Aim
Copy every line of the records below, changing nothing.

Information provided
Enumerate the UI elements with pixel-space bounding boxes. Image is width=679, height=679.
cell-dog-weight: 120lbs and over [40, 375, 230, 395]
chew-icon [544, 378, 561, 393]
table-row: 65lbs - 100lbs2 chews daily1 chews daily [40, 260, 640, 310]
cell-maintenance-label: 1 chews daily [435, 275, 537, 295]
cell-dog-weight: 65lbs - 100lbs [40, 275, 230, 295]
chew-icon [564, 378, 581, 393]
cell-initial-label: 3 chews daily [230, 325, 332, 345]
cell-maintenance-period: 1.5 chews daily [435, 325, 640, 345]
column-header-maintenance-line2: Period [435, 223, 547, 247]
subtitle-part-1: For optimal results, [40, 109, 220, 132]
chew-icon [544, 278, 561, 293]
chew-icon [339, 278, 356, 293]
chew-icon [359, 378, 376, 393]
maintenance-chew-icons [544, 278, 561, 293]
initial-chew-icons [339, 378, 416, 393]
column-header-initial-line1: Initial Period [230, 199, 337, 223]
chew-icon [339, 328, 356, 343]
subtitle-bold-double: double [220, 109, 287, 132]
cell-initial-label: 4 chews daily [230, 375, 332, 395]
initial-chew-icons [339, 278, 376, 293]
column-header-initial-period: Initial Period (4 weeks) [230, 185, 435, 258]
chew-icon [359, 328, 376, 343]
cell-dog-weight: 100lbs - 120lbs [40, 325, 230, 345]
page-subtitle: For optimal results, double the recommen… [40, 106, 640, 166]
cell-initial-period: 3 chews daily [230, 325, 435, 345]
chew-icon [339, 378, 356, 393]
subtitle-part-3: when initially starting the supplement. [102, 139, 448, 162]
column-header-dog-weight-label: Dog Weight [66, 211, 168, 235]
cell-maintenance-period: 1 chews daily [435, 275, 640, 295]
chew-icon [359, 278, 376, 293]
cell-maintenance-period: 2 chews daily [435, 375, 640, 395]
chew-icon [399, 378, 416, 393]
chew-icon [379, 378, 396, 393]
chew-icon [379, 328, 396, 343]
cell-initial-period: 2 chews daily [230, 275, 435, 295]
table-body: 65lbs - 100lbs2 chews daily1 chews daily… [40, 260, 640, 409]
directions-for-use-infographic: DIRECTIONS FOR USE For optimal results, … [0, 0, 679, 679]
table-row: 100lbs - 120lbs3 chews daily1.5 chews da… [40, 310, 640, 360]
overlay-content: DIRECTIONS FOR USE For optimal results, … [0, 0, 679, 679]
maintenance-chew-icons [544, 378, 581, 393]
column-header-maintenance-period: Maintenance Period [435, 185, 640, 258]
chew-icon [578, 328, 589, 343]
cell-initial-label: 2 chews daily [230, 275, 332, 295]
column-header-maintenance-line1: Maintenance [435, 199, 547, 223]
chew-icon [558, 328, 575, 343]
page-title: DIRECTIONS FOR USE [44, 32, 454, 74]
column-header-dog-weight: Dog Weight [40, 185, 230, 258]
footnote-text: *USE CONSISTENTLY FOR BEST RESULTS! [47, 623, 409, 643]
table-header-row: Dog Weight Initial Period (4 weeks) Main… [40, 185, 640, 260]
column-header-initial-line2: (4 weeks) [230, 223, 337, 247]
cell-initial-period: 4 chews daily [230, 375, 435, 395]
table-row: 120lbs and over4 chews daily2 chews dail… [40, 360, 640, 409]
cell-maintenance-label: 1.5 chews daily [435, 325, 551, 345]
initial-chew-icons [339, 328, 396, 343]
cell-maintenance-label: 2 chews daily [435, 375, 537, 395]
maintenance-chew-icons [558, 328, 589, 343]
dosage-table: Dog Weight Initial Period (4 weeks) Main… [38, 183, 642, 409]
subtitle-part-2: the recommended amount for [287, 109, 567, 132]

Result for this exercise
Enumerate the UI elements with pixel-space bounding boxes. Image is width=679, height=679.
cell-dog-weight: 120lbs and over [40, 375, 230, 395]
chew-icon [544, 378, 561, 393]
table-row: 65lbs - 100lbs2 chews daily1 chews daily [40, 260, 640, 310]
cell-maintenance-label: 1 chews daily [435, 275, 537, 295]
cell-dog-weight: 65lbs - 100lbs [40, 275, 230, 295]
chew-icon [564, 378, 581, 393]
cell-initial-label: 3 chews daily [230, 325, 332, 345]
cell-maintenance-period: 1.5 chews daily [435, 325, 640, 345]
column-header-maintenance-line2: Period [435, 223, 547, 247]
subtitle-part-1: For optimal results, [40, 109, 220, 132]
chew-icon [544, 278, 561, 293]
chew-icon [339, 278, 356, 293]
chew-icon [359, 378, 376, 393]
maintenance-chew-icons [544, 278, 561, 293]
initial-chew-icons [339, 378, 416, 393]
column-header-initial-line1: Initial Period [230, 199, 337, 223]
chew-icon [339, 328, 356, 343]
subtitle-bold-double: double [220, 109, 287, 132]
cell-initial-label: 4 chews daily [230, 375, 332, 395]
initial-chew-icons [339, 278, 376, 293]
column-header-initial-period: Initial Period (4 weeks) [230, 185, 435, 258]
chew-icon [359, 328, 376, 343]
cell-dog-weight: 100lbs - 120lbs [40, 325, 230, 345]
page-subtitle: For optimal results, double the recommen… [40, 106, 640, 166]
cell-initial-period: 3 chews daily [230, 325, 435, 345]
chew-icon [339, 378, 356, 393]
subtitle-part-3: when initially starting the supplement. [102, 139, 448, 162]
column-header-dog-weight-label: Dog Weight [66, 211, 168, 235]
cell-maintenance-period: 1 chews daily [435, 275, 640, 295]
chew-icon [359, 278, 376, 293]
cell-maintenance-period: 2 chews daily [435, 375, 640, 395]
chew-icon [399, 378, 416, 393]
chew-icon [379, 378, 396, 393]
chew-icon [379, 328, 396, 343]
cell-initial-period: 2 chews daily [230, 275, 435, 295]
table-body: 65lbs - 100lbs2 chews daily1 chews daily… [40, 260, 640, 409]
directions-for-use-infographic: DIRECTIONS FOR USE For optimal results, … [0, 0, 679, 679]
table-row: 100lbs - 120lbs3 chews daily1.5 chews da… [40, 310, 640, 360]
overlay-content: DIRECTIONS FOR USE For optimal results, … [0, 0, 679, 679]
maintenance-chew-icons [544, 378, 581, 393]
column-header-maintenance-period: Maintenance Period [435, 185, 640, 258]
chew-icon [578, 328, 589, 343]
cell-initial-label: 2 chews daily [230, 275, 332, 295]
column-header-maintenance-line1: Maintenance [435, 199, 547, 223]
chew-icon [558, 328, 575, 343]
page-title: DIRECTIONS FOR USE [44, 32, 454, 74]
column-header-dog-weight: Dog Weight [40, 185, 230, 258]
footnote-text: *USE CONSISTENTLY FOR BEST RESULTS! [47, 623, 409, 643]
table-header-row: Dog Weight Initial Period (4 weeks) Main… [40, 185, 640, 260]
column-header-initial-line2: (4 weeks) [230, 223, 337, 247]
cell-initial-period: 4 chews daily [230, 375, 435, 395]
table-row: 120lbs and over4 chews daily2 chews dail… [40, 360, 640, 409]
cell-maintenance-label: 1.5 chews daily [435, 325, 551, 345]
initial-chew-icons [339, 328, 396, 343]
cell-maintenance-label: 2 chews daily [435, 375, 537, 395]
maintenance-chew-icons [558, 328, 589, 343]
dosage-table: Dog Weight Initial Period (4 weeks) Main… [38, 183, 642, 409]
subtitle-part-2: the recommended amount for [287, 109, 567, 132]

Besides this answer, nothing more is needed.